# START OF Extracted records

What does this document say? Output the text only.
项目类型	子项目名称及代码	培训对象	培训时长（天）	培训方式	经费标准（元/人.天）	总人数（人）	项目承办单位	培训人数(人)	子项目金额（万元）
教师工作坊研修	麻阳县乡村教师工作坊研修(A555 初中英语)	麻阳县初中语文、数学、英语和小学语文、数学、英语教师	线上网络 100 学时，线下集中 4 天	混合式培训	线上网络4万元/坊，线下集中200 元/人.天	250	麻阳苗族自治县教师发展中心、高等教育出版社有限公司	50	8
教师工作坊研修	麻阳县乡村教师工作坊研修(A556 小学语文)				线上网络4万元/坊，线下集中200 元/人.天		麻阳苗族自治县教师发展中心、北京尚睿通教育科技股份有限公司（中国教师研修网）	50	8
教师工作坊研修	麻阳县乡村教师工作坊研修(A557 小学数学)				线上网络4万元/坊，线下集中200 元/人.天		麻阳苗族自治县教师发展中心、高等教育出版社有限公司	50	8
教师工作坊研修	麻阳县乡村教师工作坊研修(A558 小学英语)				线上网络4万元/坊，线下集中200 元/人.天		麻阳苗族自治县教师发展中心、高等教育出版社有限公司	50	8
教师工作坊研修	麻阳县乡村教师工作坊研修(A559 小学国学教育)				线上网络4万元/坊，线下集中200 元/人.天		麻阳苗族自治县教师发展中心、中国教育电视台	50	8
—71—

# END OF Extracted records

• Exercise instructions: In the material above, tally every line with the string "高等教育出版社有限公司" in it, then give that number alone.

• Solution to the exercise: 3